* [Prompt] Take each line that has the word "this" and return it.
____
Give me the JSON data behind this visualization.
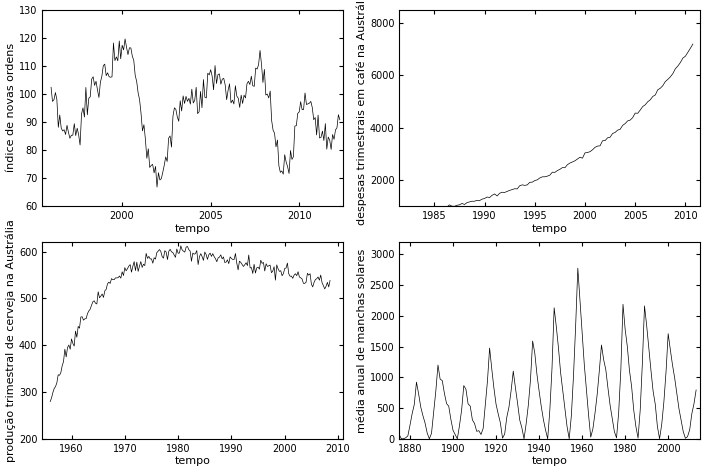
{
  "panels": [
    {
      "ylabel": "índice de novas ordens",
      "xlabel": "tempo",
      "ylim": [
        60,
        130
      ],
      "yticks": [
        60,
        70,
        80,
        90,
        100,
        110,
        120,
        130
      ],
      "xlim": [
        1995.5,
        2012.5
      ],
      "xticks": [
        2000,
        2005,
        2010
      ]
    },
    {
      "ylabel": "despesas trimestrais em café na Austrália",
      "xlabel": "tempo",
      "ylim": [
        1000,
        8500
      ],
      "yticks": [
        2000,
        4000,
        6000,
        8000
      ],
      "xlim": [
        1981.5,
        2011.5
      ],
      "xticks": [
        1985,
        1990,
        1995,
        2000,
        2005,
        2010
      ]
    },
    {
      "ylabel": "produção trimestral de cerveja na Austrália",
      "xlabel": "tempo",
      "ylim": [
        200,
        620
      ],
      "yticks": [
        200,
        300,
        400,
        500,
        600
      ],
      "xlim": [
        1954.5,
        2011
      ],
      "xticks": [
        1960,
        1970,
        1980,
        1990,
        2000,
        2010
      ]
    },
    {
      "ylabel": "média anual de manchas solares",
      "xlabel": "tempo",
      "ylim": [
        0,
        3200
      ],
      "yticks": [
        0,
        500,
        1000,
        1500,
        2000,
        2500,
        3000
      ],
      "xlim": [
        1875,
        2015
      ],
      "xticks": [
        1880,
        1900,
        1920,
        1940,
        1960,
        1980,
        2000
      ]
    }
  ],
  "line_color": "#000000",
  "bg_color": "#ffffff",
  "font_size": 8
}
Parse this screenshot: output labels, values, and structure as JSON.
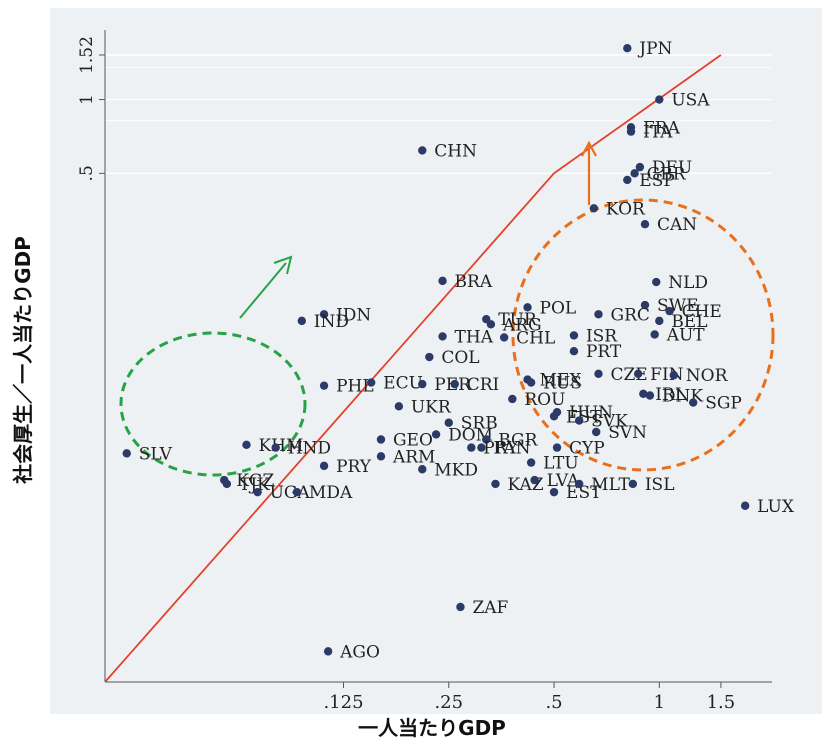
{
  "chart_data": {
    "type": "scatter",
    "title": "",
    "xlabel": "一人当たりGDP",
    "ylabel": "社会厚生／一人当たりGDP",
    "x_scale": "log2",
    "y_scale": "log2",
    "x_ticks": [
      {
        "value": 0.125,
        "label": ".125"
      },
      {
        "value": 0.25,
        "label": ".25"
      },
      {
        "value": 0.5,
        "label": ".5"
      },
      {
        "value": 1,
        "label": "1"
      },
      {
        "value": 1.5,
        "label": "1.5"
      }
    ],
    "y_ticks": [
      {
        "value": 0.5,
        "label": ".5"
      },
      {
        "value": 1,
        "label": "1"
      },
      {
        "value": 1.52,
        "label": "1.52"
      }
    ],
    "xlim": [
      0.026,
      2.1
    ],
    "ylim": [
      0.0042,
      1.75
    ],
    "grid": true,
    "points": [
      {
        "label": "JPN",
        "x": 0.81,
        "y": 1.62
      },
      {
        "label": "USA",
        "x": 1.0,
        "y": 1.0
      },
      {
        "label": "FRA",
        "x": 0.83,
        "y": 0.77
      },
      {
        "label": "ITA",
        "x": 0.83,
        "y": 0.74
      },
      {
        "label": "DEU",
        "x": 0.88,
        "y": 0.53
      },
      {
        "label": "ESP",
        "x": 0.81,
        "y": 0.47
      },
      {
        "label": "GBR",
        "x": 0.85,
        "y": 0.5
      },
      {
        "label": "KOR",
        "x": 0.65,
        "y": 0.36
      },
      {
        "label": "CAN",
        "x": 0.91,
        "y": 0.31
      },
      {
        "label": "CHN",
        "x": 0.21,
        "y": 0.62
      },
      {
        "label": "BRA",
        "x": 0.24,
        "y": 0.182
      },
      {
        "label": "IDN",
        "x": 0.11,
        "y": 0.133
      },
      {
        "label": "IND",
        "x": 0.095,
        "y": 0.125
      },
      {
        "label": "NLD",
        "x": 0.98,
        "y": 0.18
      },
      {
        "label": "SWE",
        "x": 0.91,
        "y": 0.145
      },
      {
        "label": "GRC",
        "x": 0.67,
        "y": 0.133
      },
      {
        "label": "CHE",
        "x": 1.07,
        "y": 0.137
      },
      {
        "label": "BEL",
        "x": 1.0,
        "y": 0.125
      },
      {
        "label": "AUT",
        "x": 0.97,
        "y": 0.11
      },
      {
        "label": "POL",
        "x": 0.42,
        "y": 0.142
      },
      {
        "label": "TUR",
        "x": 0.32,
        "y": 0.127
      },
      {
        "label": "ARG",
        "x": 0.33,
        "y": 0.121
      },
      {
        "label": "CHL",
        "x": 0.36,
        "y": 0.107
      },
      {
        "label": "THA",
        "x": 0.24,
        "y": 0.108
      },
      {
        "label": "ISR",
        "x": 0.57,
        "y": 0.109
      },
      {
        "label": "PRT",
        "x": 0.57,
        "y": 0.094
      },
      {
        "label": "COL",
        "x": 0.22,
        "y": 0.089
      },
      {
        "label": "PHL",
        "x": 0.11,
        "y": 0.068
      },
      {
        "label": "ECU",
        "x": 0.15,
        "y": 0.07
      },
      {
        "label": "PER",
        "x": 0.21,
        "y": 0.069
      },
      {
        "label": "CRI",
        "x": 0.26,
        "y": 0.069
      },
      {
        "label": "MEX",
        "x": 0.42,
        "y": 0.072
      },
      {
        "label": "RUS",
        "x": 0.43,
        "y": 0.07
      },
      {
        "label": "CZE",
        "x": 0.67,
        "y": 0.076
      },
      {
        "label": "FIN",
        "x": 0.87,
        "y": 0.076
      },
      {
        "label": "NOR",
        "x": 1.1,
        "y": 0.075
      },
      {
        "label": "IRL",
        "x": 0.9,
        "y": 0.063
      },
      {
        "label": "DNK",
        "x": 0.94,
        "y": 0.062
      },
      {
        "label": "SGP",
        "x": 1.25,
        "y": 0.058
      },
      {
        "label": "ROU",
        "x": 0.38,
        "y": 0.06
      },
      {
        "label": "UKR",
        "x": 0.18,
        "y": 0.056
      },
      {
        "label": "HUN",
        "x": 0.51,
        "y": 0.053
      },
      {
        "label": "EST",
        "x": 0.5,
        "y": 0.051
      },
      {
        "label": "SVK",
        "x": 0.59,
        "y": 0.049
      },
      {
        "label": "SVN",
        "x": 0.66,
        "y": 0.044
      },
      {
        "label": "SRB",
        "x": 0.25,
        "y": 0.048
      },
      {
        "label": "DOM",
        "x": 0.23,
        "y": 0.043
      },
      {
        "label": "BGR",
        "x": 0.32,
        "y": 0.041
      },
      {
        "label": "PAN",
        "x": 0.31,
        "y": 0.038
      },
      {
        "label": "PRY",
        "x": 0.29,
        "y": 0.038
      },
      {
        "label": "CYP",
        "x": 0.51,
        "y": 0.038
      },
      {
        "label": "GEO",
        "x": 0.16,
        "y": 0.041
      },
      {
        "label": "KHM",
        "x": 0.066,
        "y": 0.039
      },
      {
        "label": "HND",
        "x": 0.08,
        "y": 0.038
      },
      {
        "label": "SLV",
        "x": 0.03,
        "y": 0.036
      },
      {
        "label": "ARM",
        "x": 0.16,
        "y": 0.035
      },
      {
        "label": "PRY",
        "x": 0.11,
        "y": 0.032
      },
      {
        "label": "LTU",
        "x": 0.43,
        "y": 0.033
      },
      {
        "label": "MKD",
        "x": 0.21,
        "y": 0.031
      },
      {
        "label": "KGZ",
        "x": 0.057,
        "y": 0.028
      },
      {
        "label": "TJK",
        "x": 0.058,
        "y": 0.027
      },
      {
        "label": "UGA",
        "x": 0.071,
        "y": 0.025
      },
      {
        "label": "MDA",
        "x": 0.092,
        "y": 0.025
      },
      {
        "label": "KAZ",
        "x": 0.34,
        "y": 0.027
      },
      {
        "label": "LVA",
        "x": 0.44,
        "y": 0.028
      },
      {
        "label": "EST",
        "x": 0.5,
        "y": 0.025
      },
      {
        "label": "MLT",
        "x": 0.59,
        "y": 0.027
      },
      {
        "label": "ISL",
        "x": 0.84,
        "y": 0.027
      },
      {
        "label": "LUX",
        "x": 1.76,
        "y": 0.022
      },
      {
        "label": "ZAF",
        "x": 0.27,
        "y": 0.0085
      },
      {
        "label": "AGO",
        "x": 0.113,
        "y": 0.0056
      }
    ],
    "frontier": [
      {
        "x": 0.026,
        "y": 0.0042
      },
      {
        "x": 0.5,
        "y": 0.5
      },
      {
        "x": 1.5,
        "y": 1.52
      }
    ],
    "colors": {
      "points": "#2b3a67",
      "frontier": "#e2412c",
      "green_circle": "#27a347",
      "orange_circle": "#e8701c",
      "green_arrow": "#27a347",
      "orange_arrow": "#e8701c"
    }
  }
}
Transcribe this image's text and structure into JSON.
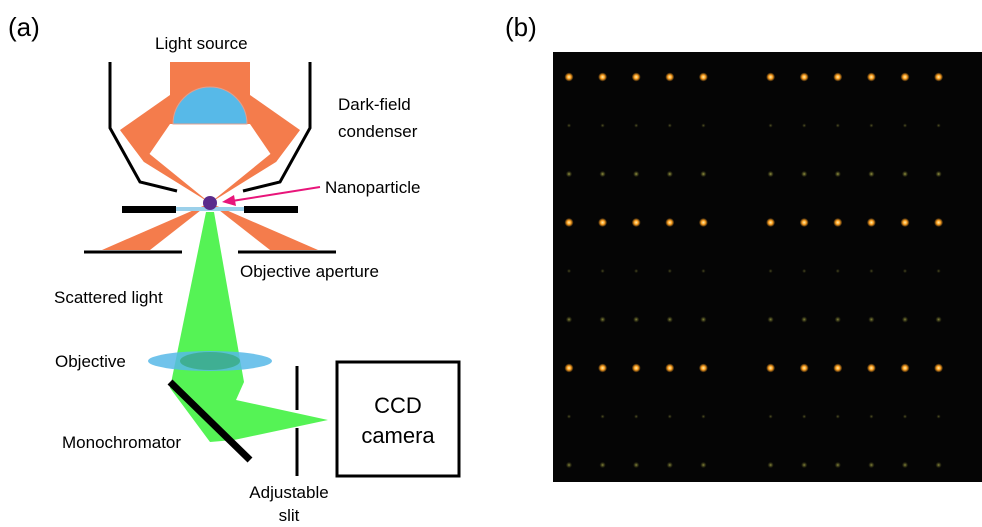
____
* [Correct response]
Give me the JSON data behind this visualization.
Parse this screenshot: output labels, values, and structure as JSON.
Transcribe this image's text and structure into JSON.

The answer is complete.